§ **Task requirements**
In the material below, identify each line bearing the word "Example". Reproduce those lines.

§ **Material for this exercise**
◇ ◇ ◇ ◇
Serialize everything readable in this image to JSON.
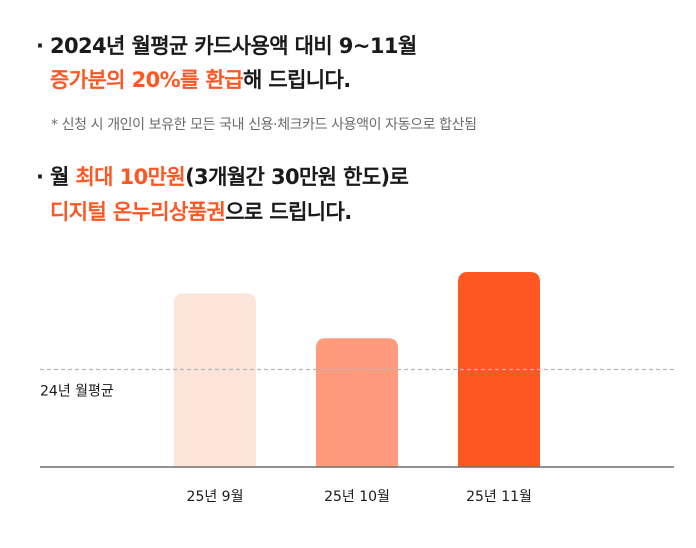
{
  "bullet1": {
    "line1": "2024년 월평균 카드사용액 대비 9~11월",
    "line2_highlight": "증가분의 20%를 환급",
    "line2_rest": "해 드립니다."
  },
  "note": "* 신청 시 개인이 보유한 모든 국내 신용·체크카드 사용액이 자동으로 합산됨",
  "bullet2": {
    "line1_a": "월 ",
    "line1_highlight": "최대 10만원",
    "line1_b": "(3개월간 30만원 한도)로",
    "line2_highlight": "디지털 온누리상품권",
    "line2_rest": "으로 드립니다."
  },
  "colors": {
    "accent": "#ff5722",
    "bar1": "#fde4da",
    "bar2": "#ff9a7d",
    "bar3": "#ff5722"
  },
  "chart_data": {
    "type": "bar",
    "categories": [
      "25년 9월",
      "25년 10월",
      "25년 11월"
    ],
    "values": [
      1.78,
      1.32,
      2.0
    ],
    "reference_line": {
      "label": "24년 월평균",
      "value": 1.0,
      "style": "dashed"
    },
    "ylim": [
      0,
      2.0
    ],
    "title": "",
    "xlabel": "",
    "ylabel": ""
  }
}
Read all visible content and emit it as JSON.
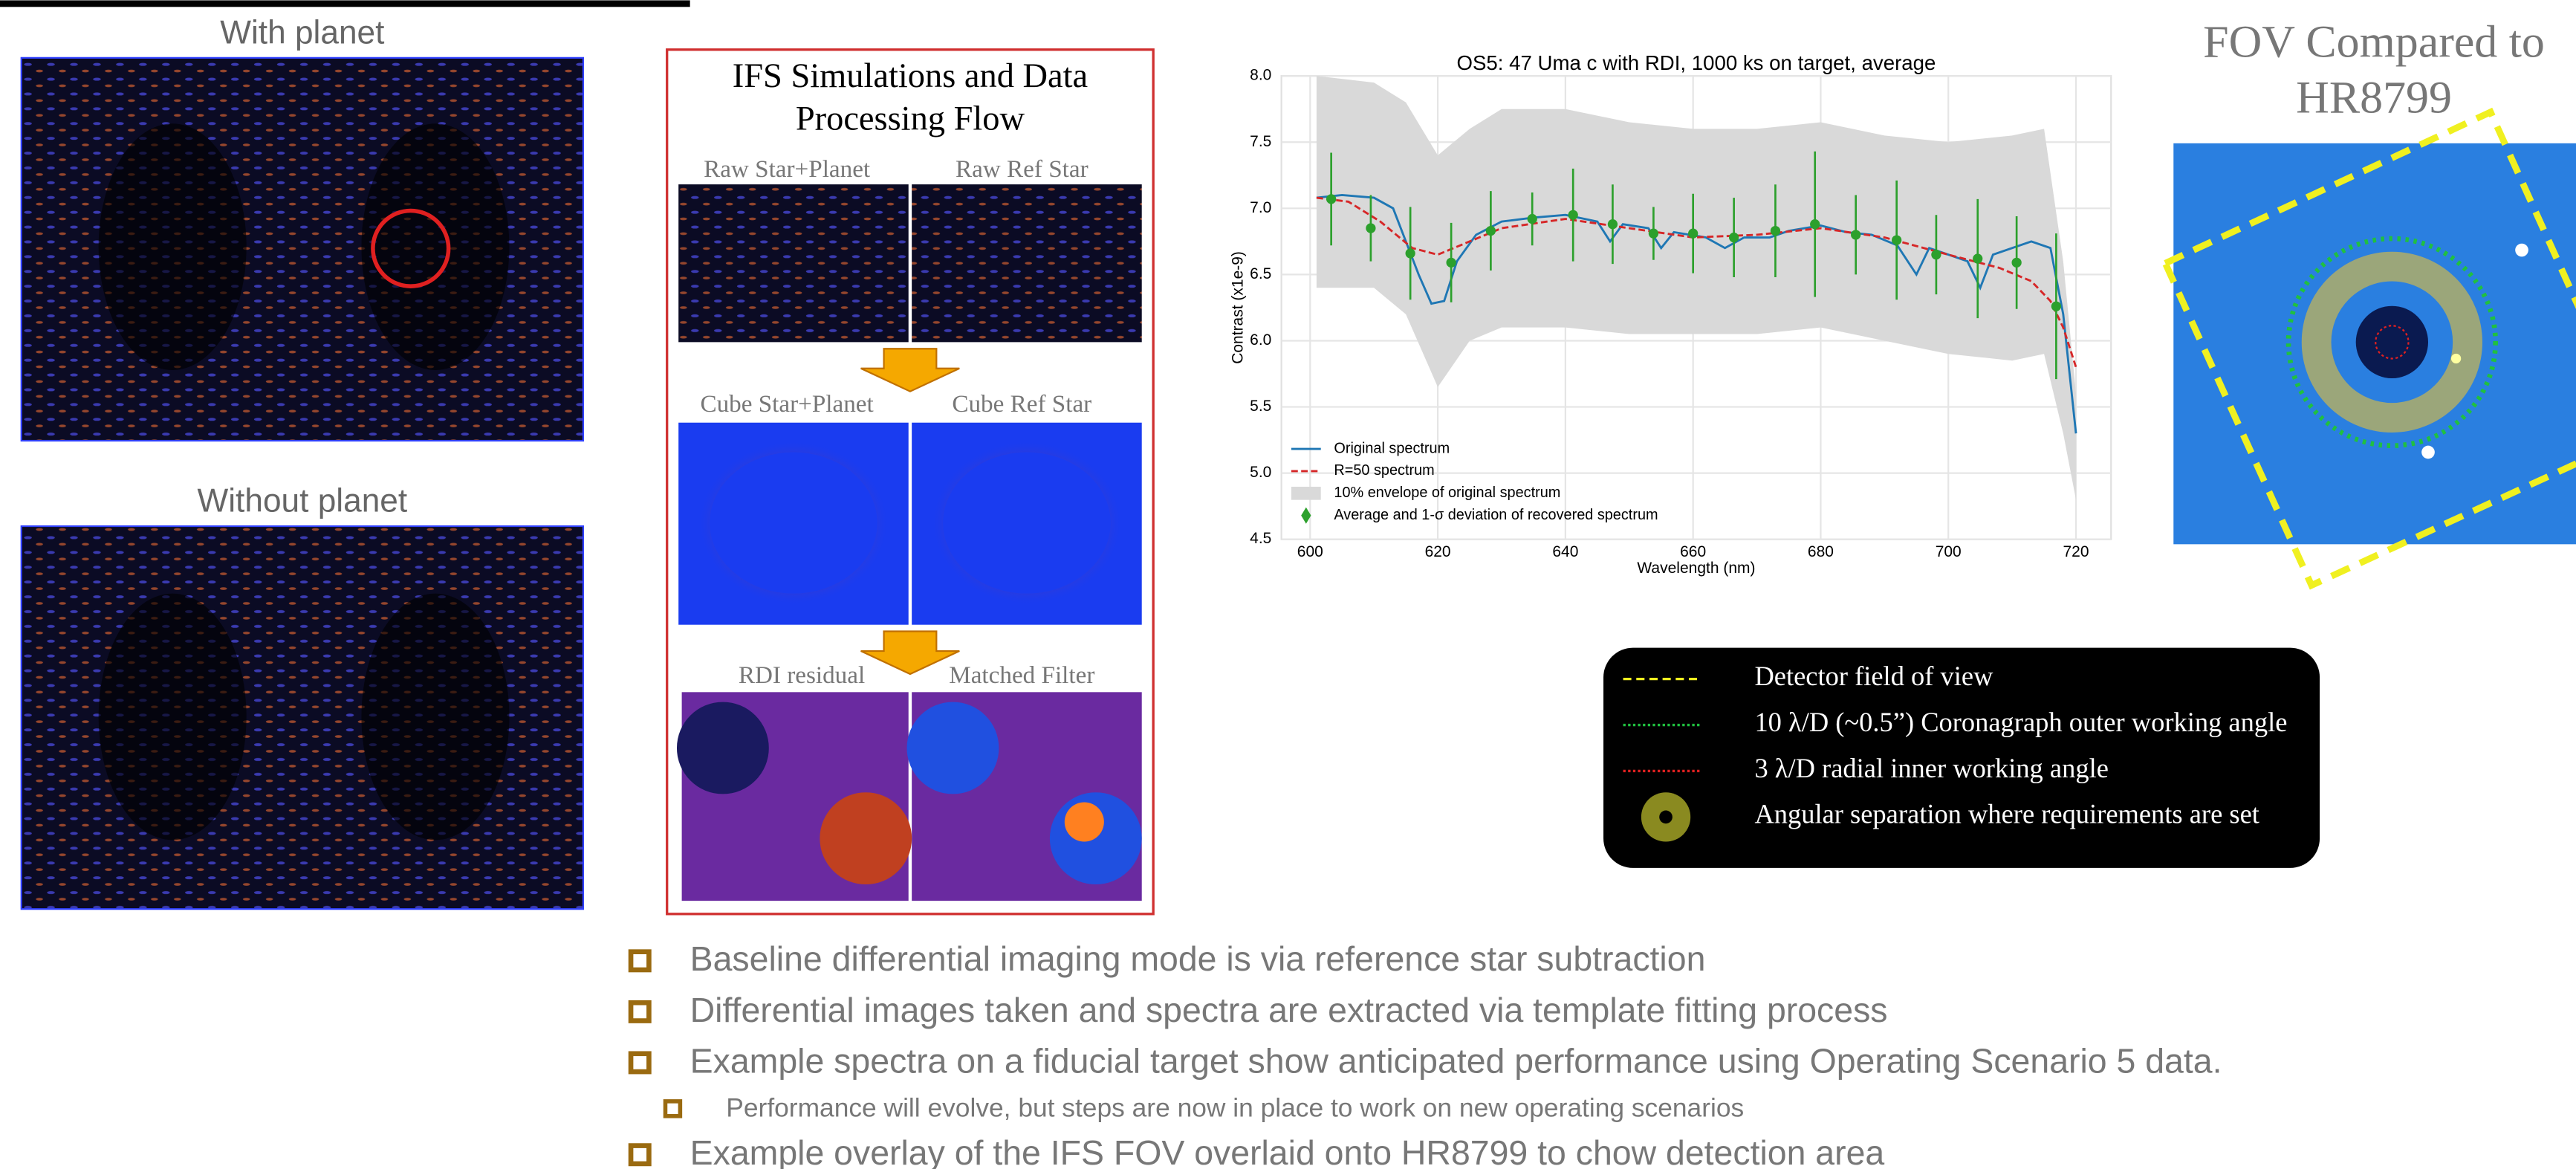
{
  "left_panels": {
    "with_label": "With planet",
    "without_label": "Without planet"
  },
  "ifs_panel": {
    "title": [
      "IFS Simulations and Data",
      "Processing Flow"
    ],
    "labels": [
      "Raw Star+Planet",
      "Raw Ref Star",
      "Cube Star+Planet",
      "Cube Ref Star",
      "RDI residual",
      "Matched Filter"
    ]
  },
  "fov": {
    "title": [
      "FOV Compared to",
      "HR8799"
    ],
    "legend": [
      "Detector field of view",
      "10 λ/D (~0.5”) Coronagraph outer working angle",
      "3 λ/D radial inner working angle",
      "Angular separation where requirements are set"
    ]
  },
  "bullets": [
    "Baseline differential imaging mode is via reference star subtraction",
    "Differential images taken and spectra are extracted via template fitting process",
    "Example spectra on a fiducial target show anticipated performance using Operating Scenario 5 data.",
    "Performance will evolve, but steps are now in place to work on new operating scenarios",
    "Example overlay of the IFS FOV overlaid onto HR8799 to chow detection area"
  ],
  "chart_data": {
    "type": "line",
    "title": "OS5: 47 Uma c with RDI, 1000 ks on target, average",
    "xlabel": "Wavelength (nm)",
    "ylabel": "Contrast (x1e-9)",
    "xlim": [
      595.5,
      725.5
    ],
    "ylim": [
      4.5,
      8.0
    ],
    "xticks": [
      600,
      620,
      640,
      660,
      680,
      700,
      720
    ],
    "yticks": [
      4.5,
      {
        "value": 5,
        "label": "5.0"
      },
      5.5,
      {
        "value": 6,
        "label": "6.0"
      },
      6.5,
      {
        "value": 7,
        "label": "7.0"
      },
      7.5,
      {
        "value": 8,
        "label": "8.0"
      }
    ],
    "grid": true,
    "legend": "lower left",
    "series": [
      {
        "name": "10% envelope of original spectrum",
        "color": "#d9d9d9",
        "type": "area",
        "x": [
          601,
          610,
          615,
          620,
          625,
          630,
          640,
          650,
          660,
          670,
          680,
          690,
          700,
          710,
          715,
          718,
          720
        ],
        "upper": [
          8.0,
          7.95,
          7.8,
          7.4,
          7.6,
          7.75,
          7.75,
          7.65,
          7.6,
          7.6,
          7.65,
          7.55,
          7.5,
          7.55,
          7.6,
          6.6,
          5.6
        ],
        "lower": [
          6.4,
          6.4,
          6.2,
          5.65,
          6.0,
          6.1,
          6.1,
          6.05,
          6.05,
          6.05,
          6.1,
          6.0,
          5.9,
          5.85,
          5.9,
          5.3,
          4.8
        ]
      },
      {
        "name": "Original spectrum",
        "color": "#1f77b4",
        "type": "line",
        "x": [
          601,
          605,
          610,
          613,
          615,
          617,
          619,
          621,
          623,
          626,
          630,
          635,
          640,
          645,
          647,
          649,
          653,
          655,
          657,
          662,
          665,
          668,
          672,
          675,
          680,
          684,
          688,
          692,
          695,
          697,
          700,
          703,
          705,
          707,
          710,
          713,
          716,
          718,
          720
        ],
        "values": [
          7.08,
          7.1,
          7.08,
          7.0,
          6.75,
          6.5,
          6.28,
          6.3,
          6.6,
          6.8,
          6.9,
          6.93,
          6.95,
          6.9,
          6.75,
          6.88,
          6.85,
          6.7,
          6.82,
          6.78,
          6.7,
          6.78,
          6.78,
          6.83,
          6.87,
          6.82,
          6.8,
          6.72,
          6.5,
          6.7,
          6.65,
          6.6,
          6.4,
          6.65,
          6.7,
          6.75,
          6.7,
          6.2,
          5.3
        ]
      },
      {
        "name": "R=50 spectrum",
        "color": "#d62728",
        "type": "dashed",
        "x": [
          601,
          606,
          611,
          616,
          620,
          625,
          630,
          640,
          650,
          660,
          670,
          680,
          690,
          700,
          708,
          713,
          716,
          718,
          720
        ],
        "values": [
          7.08,
          7.05,
          6.9,
          6.7,
          6.65,
          6.75,
          6.85,
          6.92,
          6.85,
          6.78,
          6.8,
          6.85,
          6.78,
          6.65,
          6.55,
          6.45,
          6.3,
          6.1,
          5.8
        ]
      },
      {
        "name": "Average and 1-σ deviation of recovered spectrum",
        "color": "#2ca02c",
        "type": "errorbar",
        "x": [
          603.3,
          609.5,
          615.7,
          622.1,
          628.3,
          634.8,
          641.2,
          647.4,
          653.8,
          660,
          666.4,
          672.9,
          679.1,
          685.5,
          691.9,
          698.1,
          704.6,
          710.7,
          716.9
        ],
        "values": [
          7.07,
          6.85,
          6.66,
          6.59,
          6.83,
          6.92,
          6.95,
          6.88,
          6.81,
          6.81,
          6.78,
          6.83,
          6.88,
          6.8,
          6.76,
          6.65,
          6.62,
          6.59,
          6.26
        ],
        "errors": [
          0.35,
          0.25,
          0.35,
          0.3,
          0.3,
          0.2,
          0.35,
          0.3,
          0.2,
          0.3,
          0.3,
          0.35,
          0.55,
          0.3,
          0.45,
          0.3,
          0.45,
          0.35,
          0.55
        ]
      }
    ]
  }
}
◇ ◇ ◇ ◇
§ **Task solution**
    "Example spectra on a fiducial target show anticipated performance using Operating Scenario 5 data.",
    "Example overlay of the IFS FOV overlaid onto HR8799 to chow detection area"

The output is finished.